| Records supplied |

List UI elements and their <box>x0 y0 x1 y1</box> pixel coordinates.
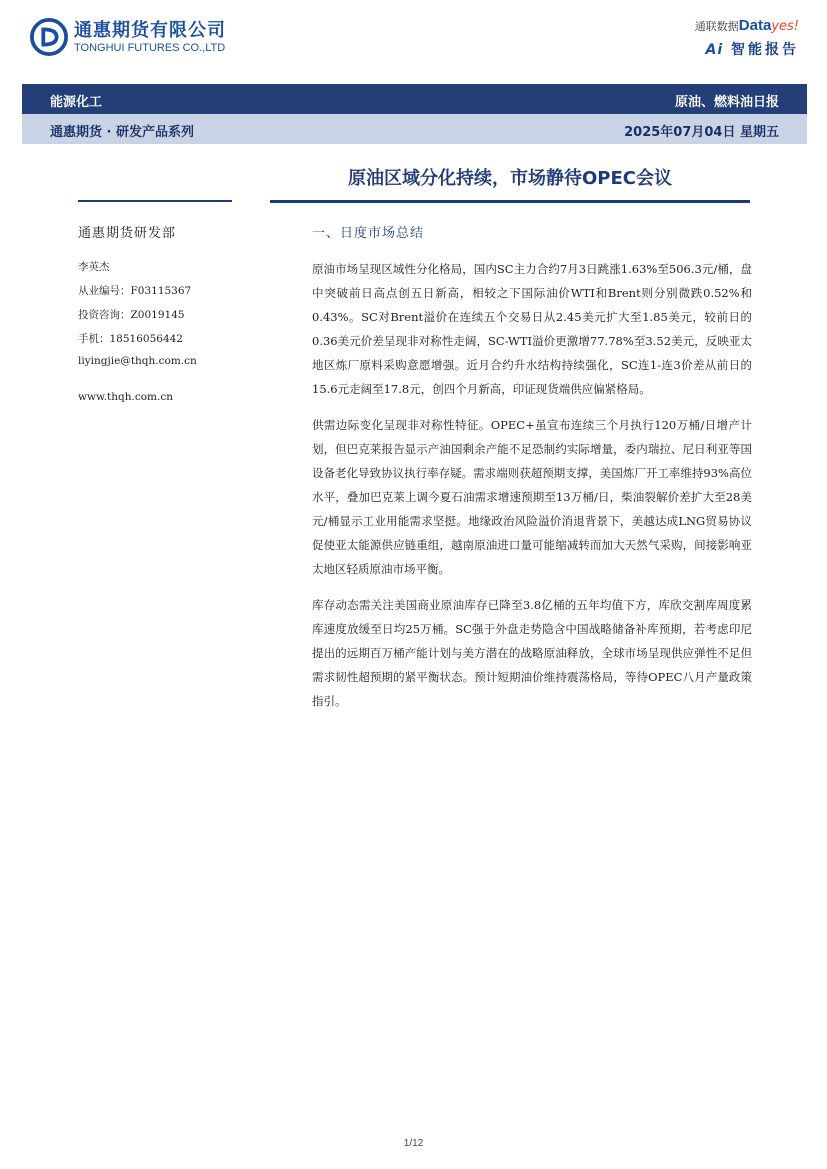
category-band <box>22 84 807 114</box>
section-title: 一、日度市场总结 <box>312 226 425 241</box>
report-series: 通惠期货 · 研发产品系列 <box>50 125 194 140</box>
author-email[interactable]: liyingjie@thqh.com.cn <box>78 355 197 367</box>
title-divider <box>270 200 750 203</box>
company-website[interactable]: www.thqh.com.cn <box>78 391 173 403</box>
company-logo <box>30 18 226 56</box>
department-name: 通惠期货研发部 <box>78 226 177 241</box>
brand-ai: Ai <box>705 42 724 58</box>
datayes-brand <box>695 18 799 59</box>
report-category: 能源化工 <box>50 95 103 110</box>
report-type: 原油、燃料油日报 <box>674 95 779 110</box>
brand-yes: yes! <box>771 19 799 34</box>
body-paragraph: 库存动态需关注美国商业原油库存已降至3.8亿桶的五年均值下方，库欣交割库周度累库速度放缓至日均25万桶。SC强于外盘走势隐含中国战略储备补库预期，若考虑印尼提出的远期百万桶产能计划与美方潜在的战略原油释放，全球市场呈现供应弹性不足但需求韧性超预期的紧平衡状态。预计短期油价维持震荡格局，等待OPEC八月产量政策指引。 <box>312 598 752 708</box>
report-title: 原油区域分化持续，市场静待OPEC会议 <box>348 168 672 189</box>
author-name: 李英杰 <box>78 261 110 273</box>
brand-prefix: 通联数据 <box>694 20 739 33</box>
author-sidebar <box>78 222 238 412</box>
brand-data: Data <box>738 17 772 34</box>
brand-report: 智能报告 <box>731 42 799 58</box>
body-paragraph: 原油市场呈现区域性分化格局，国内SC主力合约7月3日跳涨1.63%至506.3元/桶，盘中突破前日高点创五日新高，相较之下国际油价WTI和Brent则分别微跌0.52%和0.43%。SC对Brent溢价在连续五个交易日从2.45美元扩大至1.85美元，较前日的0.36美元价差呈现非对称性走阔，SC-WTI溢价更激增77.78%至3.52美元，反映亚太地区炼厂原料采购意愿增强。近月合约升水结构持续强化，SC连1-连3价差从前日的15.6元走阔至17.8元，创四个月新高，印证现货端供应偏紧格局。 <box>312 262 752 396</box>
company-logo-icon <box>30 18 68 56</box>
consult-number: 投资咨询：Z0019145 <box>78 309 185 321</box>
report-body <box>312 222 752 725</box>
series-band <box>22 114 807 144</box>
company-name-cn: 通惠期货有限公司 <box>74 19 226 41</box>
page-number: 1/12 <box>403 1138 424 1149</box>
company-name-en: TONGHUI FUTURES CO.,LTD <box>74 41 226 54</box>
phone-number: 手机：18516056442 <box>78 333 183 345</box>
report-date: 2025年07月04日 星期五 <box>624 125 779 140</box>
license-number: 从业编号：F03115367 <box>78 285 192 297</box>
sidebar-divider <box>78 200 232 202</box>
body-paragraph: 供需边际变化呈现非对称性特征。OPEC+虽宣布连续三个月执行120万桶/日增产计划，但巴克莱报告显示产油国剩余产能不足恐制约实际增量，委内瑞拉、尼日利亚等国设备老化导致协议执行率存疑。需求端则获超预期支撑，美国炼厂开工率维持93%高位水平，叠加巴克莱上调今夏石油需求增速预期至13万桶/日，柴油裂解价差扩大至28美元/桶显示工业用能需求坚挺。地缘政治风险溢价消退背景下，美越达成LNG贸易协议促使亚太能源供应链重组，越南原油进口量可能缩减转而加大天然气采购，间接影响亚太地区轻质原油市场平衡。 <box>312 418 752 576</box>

| Task brief |
Rewrite every entry with "body-paragraph" replaced by "text-block" wherever it occurs. Keep everything else the same, and leave the pictures out.

| Exercise result |
List UI elements and their <box>x0 y0 x1 y1</box> pixel coordinates.
category-band <box>22 84 807 114</box>
section-title: 一、日度市场总结 <box>312 226 425 241</box>
report-series: 通惠期货 · 研发产品系列 <box>50 125 194 140</box>
author-email[interactable]: liyingjie@thqh.com.cn <box>78 355 197 367</box>
title-divider <box>270 200 750 203</box>
company-website[interactable]: www.thqh.com.cn <box>78 391 173 403</box>
company-logo <box>30 18 226 56</box>
department-name: 通惠期货研发部 <box>78 226 177 241</box>
brand-ai: Ai <box>705 42 724 58</box>
datayes-brand <box>695 18 799 59</box>
report-category: 能源化工 <box>50 95 103 110</box>
report-type: 原油、燃料油日报 <box>674 95 779 110</box>
brand-yes: yes! <box>771 19 799 34</box>
text-block: 库存动态需关注美国商业原油库存已降至3.8亿桶的五年均值下方，库欣交割库周度累库速度放缓至日均25万桶。SC强于外盘走势隐含中国战略储备补库预期，若考虑印尼提出的远期百万桶产能计划与美方潜在的战略原油释放，全球市场呈现供应弹性不足但需求韧性超预期的紧平衡状态。预计短期油价维持震荡格局，等待OPEC八月产量政策指引。 <box>312 598 752 708</box>
report-title: 原油区域分化持续，市场静待OPEC会议 <box>348 168 672 189</box>
author-name: 李英杰 <box>78 261 110 273</box>
brand-prefix: 通联数据 <box>694 20 739 33</box>
author-sidebar <box>78 222 238 412</box>
brand-data: Data <box>738 17 772 34</box>
brand-report: 智能报告 <box>731 42 799 58</box>
text-block: 原油市场呈现区域性分化格局，国内SC主力合约7月3日跳涨1.63%至506.3元/桶，盘中突破前日高点创五日新高，相较之下国际油价WTI和Brent则分别微跌0.52%和0.43%。SC对Brent溢价在连续五个交易日从2.45美元扩大至1.85美元，较前日的0.36美元价差呈现非对称性走阔，SC-WTI溢价更激增77.78%至3.52美元，反映亚太地区炼厂原料采购意愿增强。近月合约升水结构持续强化，SC连1-连3价差从前日的15.6元走阔至17.8元，创四个月新高，印证现货端供应偏紧格局。 <box>312 262 752 396</box>
company-logo-icon <box>30 18 68 56</box>
consult-number: 投资咨询：Z0019145 <box>78 309 185 321</box>
report-body <box>312 222 752 725</box>
series-band <box>22 114 807 144</box>
company-name-cn: 通惠期货有限公司 <box>74 19 226 41</box>
page-number: 1/12 <box>403 1138 424 1149</box>
company-name-en: TONGHUI FUTURES CO.,LTD <box>74 41 226 54</box>
phone-number: 手机：18516056442 <box>78 333 183 345</box>
report-date: 2025年07月04日 星期五 <box>624 125 779 140</box>
license-number: 从业编号：F03115367 <box>78 285 192 297</box>
sidebar-divider <box>78 200 232 202</box>
text-block: 供需边际变化呈现非对称性特征。OPEC+虽宣布连续三个月执行120万桶/日增产计划，但巴克莱报告显示产油国剩余产能不足恐制约实际增量，委内瑞拉、尼日利亚等国设备老化导致协议执行率存疑。需求端则获超预期支撑，美国炼厂开工率维持93%高位水平，叠加巴克莱上调今夏石油需求增速预期至13万桶/日，柴油裂解价差扩大至28美元/桶显示工业用能需求坚挺。地缘政治风险溢价消退背景下，美越达成LNG贸易协议促使亚太能源供应链重组，越南原油进口量可能缩减转而加大天然气采购，间接影响亚太地区轻质原油市场平衡。 <box>312 418 752 576</box>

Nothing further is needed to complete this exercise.